**** INFORMATION SHOWN ****

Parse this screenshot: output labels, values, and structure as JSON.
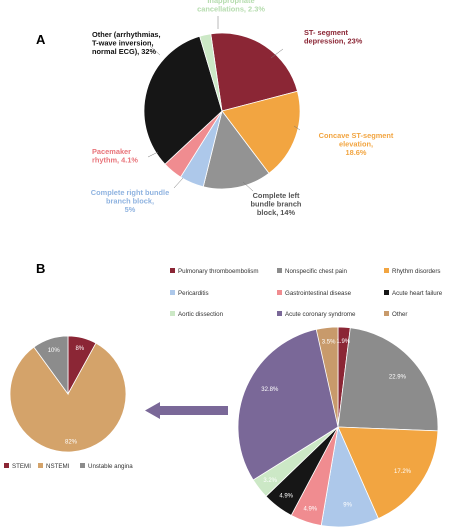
{
  "panels": {
    "a": "A",
    "b": "B"
  },
  "chart_data": [
    {
      "id": "A",
      "type": "pie",
      "slices": [
        {
          "label_lines": [
            "ST- segment",
            "depression, 23%"
          ],
          "value": 23,
          "color": "#8b2635",
          "text_color": "#8b2635"
        },
        {
          "label_lines": [
            "Concave ST-segment",
            "elevation,",
            "18.6%"
          ],
          "value": 18.6,
          "color": "#f2a541",
          "text_color": "#f2a541"
        },
        {
          "label_lines": [
            "Complete left",
            "bundle branch",
            "block, 14%"
          ],
          "value": 14,
          "color": "#939393",
          "text_color": "#555555"
        },
        {
          "label_lines": [
            "Complete right bundle",
            "branch block,",
            "5%"
          ],
          "value": 5,
          "color": "#adc8ea",
          "text_color": "#8fb3e0"
        },
        {
          "label_lines": [
            "Pacemaker",
            "rhythm, 4.1%"
          ],
          "value": 4.1,
          "color": "#f08c90",
          "text_color": "#e8747a"
        },
        {
          "label_lines": [
            "Other (arrhythmias,",
            "T-wave inversion,",
            "normal ECG), 32%"
          ],
          "value": 32,
          "color": "#161616",
          "text_color": "#111111"
        },
        {
          "label_lines": [
            "Inappropriate",
            "cancellations, 2.3%"
          ],
          "value": 2.3,
          "color": "#cce8c6",
          "text_color": "#b5dcae"
        }
      ]
    },
    {
      "id": "B-large",
      "type": "pie",
      "legend": [
        {
          "label": "Pulmonary thromboembolism",
          "color": "#8b2635"
        },
        {
          "label": "Nonspecific chest pain",
          "color": "#8c8c8c"
        },
        {
          "label": "Rhythm disorders",
          "color": "#f2a541"
        },
        {
          "label": "Pericarditis",
          "color": "#adc8ea"
        },
        {
          "label": "Gastrointestinal disease",
          "color": "#f08c90"
        },
        {
          "label": "Acute heart failure",
          "color": "#161616"
        },
        {
          "label": "Aortic dissection",
          "color": "#cce8c6"
        },
        {
          "label": "Acute coronary syndrome",
          "color": "#7a6898"
        },
        {
          "label": "Other",
          "color": "#c89a6b"
        }
      ],
      "slices": [
        {
          "label": "1.9%",
          "value": 1.9,
          "color": "#8b2635"
        },
        {
          "label": "22.9%",
          "value": 22.9,
          "color": "#8c8c8c"
        },
        {
          "label": "17.2%",
          "value": 17.2,
          "color": "#f2a541"
        },
        {
          "label": "9%",
          "value": 9,
          "color": "#adc8ea"
        },
        {
          "label": "4.9%",
          "value": 4.9,
          "color": "#f08c90"
        },
        {
          "label": "4.9%",
          "value": 4.9,
          "color": "#161616"
        },
        {
          "label": "3.2%",
          "value": 3.2,
          "color": "#cce8c6"
        },
        {
          "label": "32.8%",
          "value": 32.8,
          "color": "#7a6898"
        },
        {
          "label": "3.5%",
          "value": 3.5,
          "color": "#c89a6b"
        }
      ]
    },
    {
      "id": "B-small",
      "type": "pie",
      "legend": [
        {
          "label": "STEMI",
          "color": "#8b2635"
        },
        {
          "label": "NSTEMI",
          "color": "#d4a36a"
        },
        {
          "label": "Unstable angina",
          "color": "#8c8c8c"
        }
      ],
      "slices": [
        {
          "label": "8%",
          "value": 8,
          "color": "#8b2635"
        },
        {
          "label": "82%",
          "value": 82,
          "color": "#d4a36a"
        },
        {
          "label": "10%",
          "value": 10,
          "color": "#8c8c8c"
        }
      ]
    }
  ]
}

****

Which lines hold the word "Acute"? Copy every one of them.

          "label": "Acute heart failure",
          "label": "Acute coronary syndrome",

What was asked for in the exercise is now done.